What is asked
Your task is to transcribe the data in full.

Input for this task
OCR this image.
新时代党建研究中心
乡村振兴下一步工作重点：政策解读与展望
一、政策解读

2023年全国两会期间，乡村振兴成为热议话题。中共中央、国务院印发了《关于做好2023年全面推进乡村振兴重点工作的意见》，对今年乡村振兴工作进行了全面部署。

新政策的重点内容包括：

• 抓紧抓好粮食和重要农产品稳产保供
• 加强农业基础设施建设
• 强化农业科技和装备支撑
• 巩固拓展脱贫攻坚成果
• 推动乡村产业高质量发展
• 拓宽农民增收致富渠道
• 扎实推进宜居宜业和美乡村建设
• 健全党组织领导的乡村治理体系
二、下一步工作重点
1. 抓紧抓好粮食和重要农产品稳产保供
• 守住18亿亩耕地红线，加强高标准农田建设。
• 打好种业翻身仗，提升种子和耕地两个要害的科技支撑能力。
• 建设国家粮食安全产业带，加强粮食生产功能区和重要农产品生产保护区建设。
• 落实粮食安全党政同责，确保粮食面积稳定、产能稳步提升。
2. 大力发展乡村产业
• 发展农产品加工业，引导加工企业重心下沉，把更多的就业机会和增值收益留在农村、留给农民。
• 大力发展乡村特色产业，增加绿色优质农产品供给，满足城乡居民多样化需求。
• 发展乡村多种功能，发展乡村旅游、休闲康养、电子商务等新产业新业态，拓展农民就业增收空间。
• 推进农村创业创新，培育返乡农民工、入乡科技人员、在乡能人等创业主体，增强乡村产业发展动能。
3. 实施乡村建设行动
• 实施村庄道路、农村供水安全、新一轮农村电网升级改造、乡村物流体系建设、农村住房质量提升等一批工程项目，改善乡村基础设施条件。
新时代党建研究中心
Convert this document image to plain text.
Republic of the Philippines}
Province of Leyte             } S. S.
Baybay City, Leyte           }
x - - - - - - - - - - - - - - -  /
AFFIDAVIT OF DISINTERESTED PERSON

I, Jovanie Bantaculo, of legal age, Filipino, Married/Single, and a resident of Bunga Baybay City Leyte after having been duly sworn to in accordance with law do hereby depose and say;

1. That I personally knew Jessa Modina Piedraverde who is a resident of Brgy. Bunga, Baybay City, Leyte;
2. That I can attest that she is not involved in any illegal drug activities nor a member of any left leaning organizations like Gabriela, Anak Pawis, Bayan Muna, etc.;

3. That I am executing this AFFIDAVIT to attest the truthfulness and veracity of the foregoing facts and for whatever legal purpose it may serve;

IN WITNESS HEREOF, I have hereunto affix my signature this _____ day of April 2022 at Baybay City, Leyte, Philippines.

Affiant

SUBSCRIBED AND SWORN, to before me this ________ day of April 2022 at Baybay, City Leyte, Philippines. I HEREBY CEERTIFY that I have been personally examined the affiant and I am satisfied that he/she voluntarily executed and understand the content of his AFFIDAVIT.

Written response
OCR this image.
新时代党建研究中心
乡村振兴下一步工作重点：政策解读与展望
一、政策解读

2023年全国两会期间，乡村振兴成为热议话题。中共中央、国务院印发了《关于做好2023年全面推进乡村振兴重点工作的意见》，对今年乡村振兴工作进行了全面部署。

新政策的重点内容包括：

• 抓紧抓好粮食和重要农产品稳产保供
• 加强农业基础设施建设
• 强化农业科技和装备支撑
• 巩固拓展脱贫攻坚成果
• 推动乡村产业高质量发展
• 拓宽农民增收致富渠道
• 扎实推进宜居宜业和美乡村建设
• 健全党组织领导的乡村治理体系
二、下一步工作重点
1. 抓紧抓好粮食和重要农产品稳产保供
• 守住18亿亩耕地红线，加强高标准农田建设。
• 打好种业翻身仗，提升种子和耕地两个要害的科技支撑能力。
• 建设国家粮食安全产业带，加强粮食生产功能区和重要农产品生产保护区建设。
• 落实粮食安全党政同责，确保粮食面积稳定、产能稳步提升。
2. 大力发展乡村产业
• 发展农产品加工业，引导加工企业重心下沉，把更多的就业机会和增值收益留在农村、留给农民。
• 大力发展乡村特色产业，增加绿色优质农产品供给，满足城乡居民多样化需求。
• 发展乡村多种功能，发展乡村旅游、休闲康养、电子商务等新产业新业态，拓展农民就业增收空间。
• 推进农村创业创新，培育返乡农民工、入乡科技人员、在乡能人等创业主体，增强乡村产业发展动能。
3. 实施乡村建设行动
• 实施村庄道路、农村供水安全、新一轮农村电网升级改造、乡村物流体系建设、农村住房质量提升等一批工程项目，改善乡村基础设施条件。
新时代党建研究中心
Convert this document image to plain text.
Republic of the Philippines}
Province of Leyte             } S. S.
Baybay City, Leyte           }
x - - - - - - - - - - - - - - -  /
AFFIDAVIT OF DISINTERESTED PERSON

I, Jovanie Bantaculo, of legal age, Filipino, Married/Single, and a resident of Bunga Baybay City Leyte after having been duly sworn to in accordance with law do hereby depose and say;

1. That I personally knew Jessa Modina Piedraverde who is a resident of Brgy. Bunga, Baybay City, Leyte;
2. That I can attest that she is not involved in any illegal drug activities nor a member of any left leaning organizations like Gabriela, Anak Pawis, Bayan Muna, etc.;

3. That I am executing this AFFIDAVIT to attest the truthfulness and veracity of the foregoing facts and for whatever legal purpose it may serve;

IN WITNESS HEREOF, I have hereunto affix my signature this _____ day of April 2022 at Baybay City, Leyte, Philippines.

Affiant

SUBSCRIBED AND SWORN, to before me this ________ day of April 2022 at Baybay, City Leyte, Philippines. I HEREBY CEERTIFY that I have been personally examined the affiant and I am satisfied that he/she voluntarily executed and understand the content of his AFFIDAVIT.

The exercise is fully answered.